**MATERIAL FOR THIS TASK**
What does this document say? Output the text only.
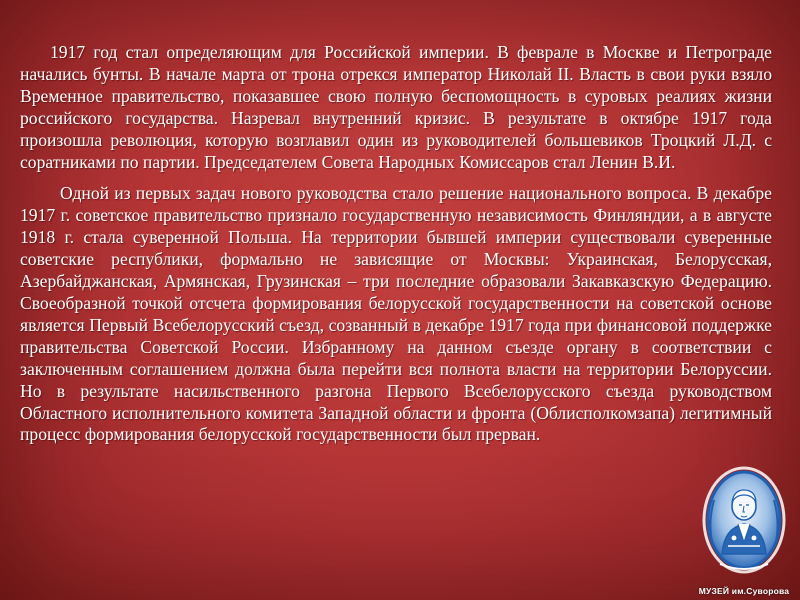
1917 год стал определяющим для Российской империи. В феврале в Москве и Петрограде начались бунты. В начале марта от трона отрекся император Николай II. Власть в свои руки взяло Временное правительство, показавшее свою полную беспомощность в суровых реалиях жизни российского государства. Назревал внутренний кризис. В результате в октябре 1917 года произошла революция, которую возглавил один из руководителей большевиков Троцкий Л.Д. с соратниками по партии. Председателем Совета Народных Комиссаров стал Ленин В.И.

Одной из первых задач нового руководства стало решение национального вопроса. В декабре 1917 г. советское правительство признало государственную независимость Финляндии, а в августе 1918 г. стала суверенной Польша. На территории бывшей империи существовали суверенные советские республики, формально не зависящие от Москвы: Украинская, Белорусская, Азербайджанская, Армянская, Грузинская – три последние образовали Закавказскую Федерацию. Своеобразной точкой отсчета формирования белорусской государственности на советской основе является Первый Всебелорусский съезд, созванный в декабре 1917 года при финансовой поддержке правительства Советской России. Избранному на данном съезде органу в соответствии с заключенным соглашением должна была перейти вся полнота власти на территории Белоруссии. Но в результате насильственного разгона Первого Всебелорусского съезда руководством Областного исполнительного комитета Западной области и фронта (Облисполкомзапа) легитимный процесс формирования белорусской государственности был прерван.

МУЗЕЙ им.Суворова
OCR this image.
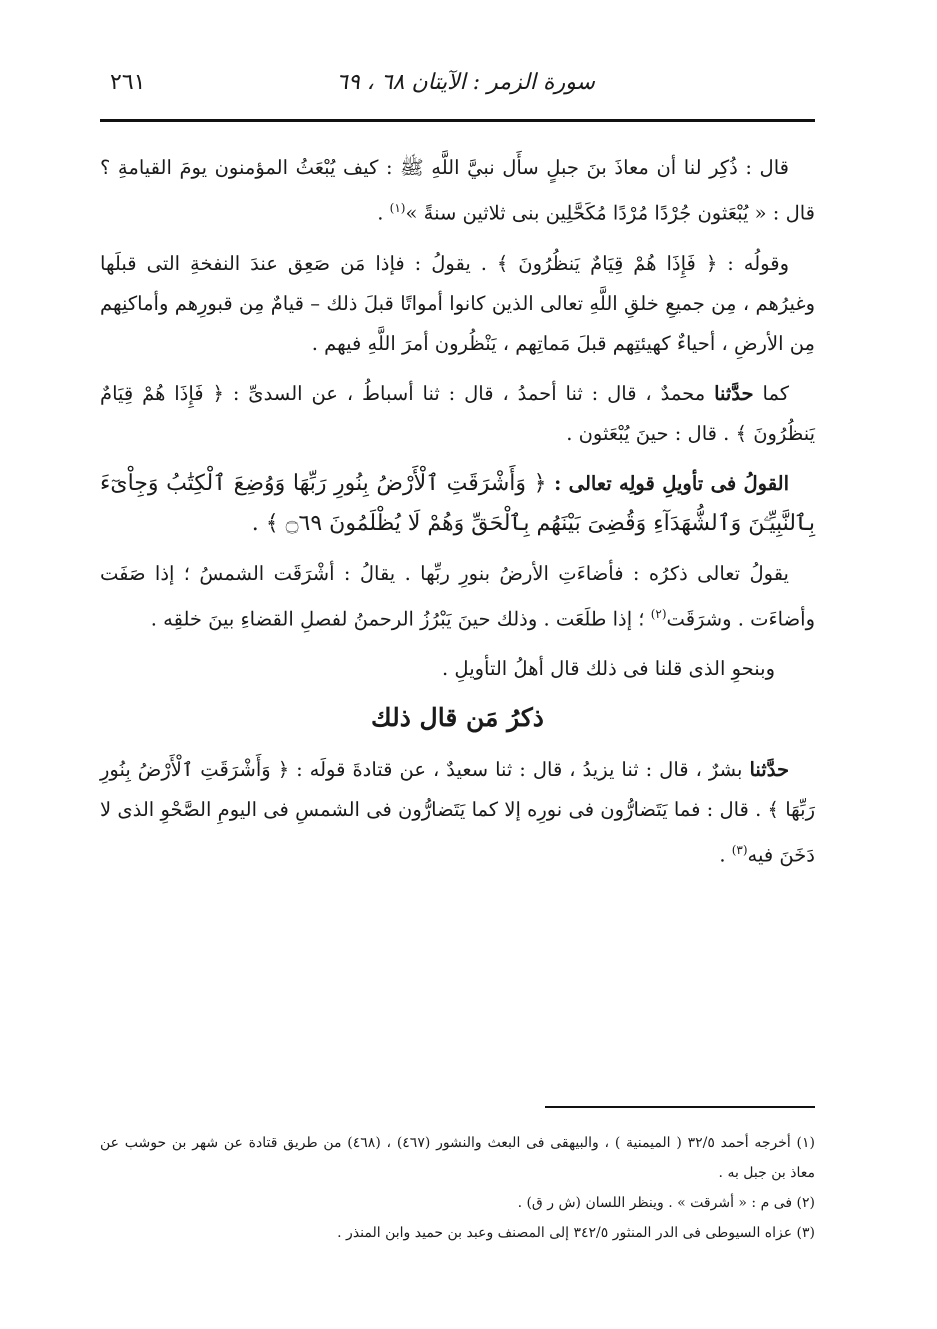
سورة الزمر : الآيتان ٦٨ ، ٦٩
٢٦١

قال : ذُكِر لنا أن معاذَ بنَ جبلٍ سأَل نبيَّ اللَّهِ ﷺ : كيف يُبْعَثُ المؤمنون يومَ القيامةِ ؟ قال : « يُبْعَثون جُرْدًا مُرْدًا مُكَحَّلِين بنى ثلاثين سنةً »$^{(١)}$ .

وقولُه : ﴿ فَإِذَا هُمْ قِيَامٌ يَنظُرُونَ ﴾ . يقولُ : فإذا مَن صَعِق عندَ النفخةِ التى قبلَها وغيرُهم ، مِن جميعِ خلقِ اللَّهِ تعالى الذين كانوا أمواتًا قبلَ ذلك – قيامٌ مِن قبورِهم وأماكنِهم مِن الأرضِ ، أحياءٌ كهيئتِهم قبلَ مَماتِهم ، يَنْظُرون أمرَ اللَّهِ فيهم .

كما حدَّثنا محمدٌ ، قال : ثنا أحمدُ ، قال : ثنا أسباطُ ، عن السدىِّ : ﴿ فَإِذَا هُمْ قِيَامٌ يَنظُرُونَ ﴾ . قال : حينَ يُبْعَثون .

القولُ فى تأويلِ قولِه تعالى : ﴿ وَأَشْرَقَتِ ٱلْأَرْضُ بِنُورِ رَبِّهَا وَوُضِعَ ٱلْكِتَٰبُ وَجِاْىٓءَ بِٱلنَّبِيِّـۧنَ وَٱلشُّهَدَآءِ وَقُضِىَ بَيْنَهُم بِٱلْحَقِّ وَهُمْ لَا يُظْلَمُونَ ۝٦٩ ﴾ .

يقولُ تعالى ذكرُه : فأضاءَتِ الأرضُ بنورِ ربِّها . يقالُ : أشْرَقَت الشمسُ ؛ إذا صَفَت وأضاءَت . وشرَقَت$^{(٢)}$ ؛ إذا طلَعَت . وذلك حينَ يَبْرُزُ الرحمنُ لفصلِ القضاءِ بينَ خلقِه .

وبنحوِ الذى قلنا فى ذلك قال أهلُ التأويلِ .

ذكرُ مَن قال ذلك

حدَّثنا بشرٌ ، قال : ثنا يزيدُ ، قال : ثنا سعيدٌ ، عن قتادةَ قولَه : ﴿ وَأَشْرَقَتِ ٱلْأَرْضُ بِنُورِ رَبِّهَا ﴾ . قال : فما يَتَضارُّون فى نورِه إلا كما يَتَضارُّون فى الشمسِ فى اليومِ الصَّحْوِ الذى لا دَخَنَ فيه$^{(٣)}$ .

(١) أخرجه أحمد ٣٢/٥ ( الميمنية ) ، والبيهقى فى البعث والنشور (٤٦٧) ، (٤٦٨) من طريق قتادة عن شهر بن حوشب عن معاذ بن جبل به .

(٢) فى م : « أشرقت » . وينظر اللسان (ش ر ق) .

(٣) عزاه السيوطى فى الدر المنثور ٣٤٢/٥ إلى المصنف وعبد بن حميد وابن المنذر .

**EXERCISE DESCRIPTION**
Show all lines above holding "الذى".

**RESULT OF THE TASK**
وبنحوِ الذى قلنا فى ذلك قال أهلُ التأويلِ .
حدَّثنا بشرٌ ، قال : ثنا يزيدُ ، قال : ثنا سعيدٌ ، عن قتادةَ قولَه : ﴿ وَأَشْرَقَتِ ٱلْأَرْضُ بِنُورِ رَبِّهَا ﴾ . قال : فما يَتَضارُّون فى نورِه إلا كما يَتَضارُّون فى الشمسِ فى اليومِ الصَّحْوِ الذى لا دَخَنَ فيه$^{(٣)}$ .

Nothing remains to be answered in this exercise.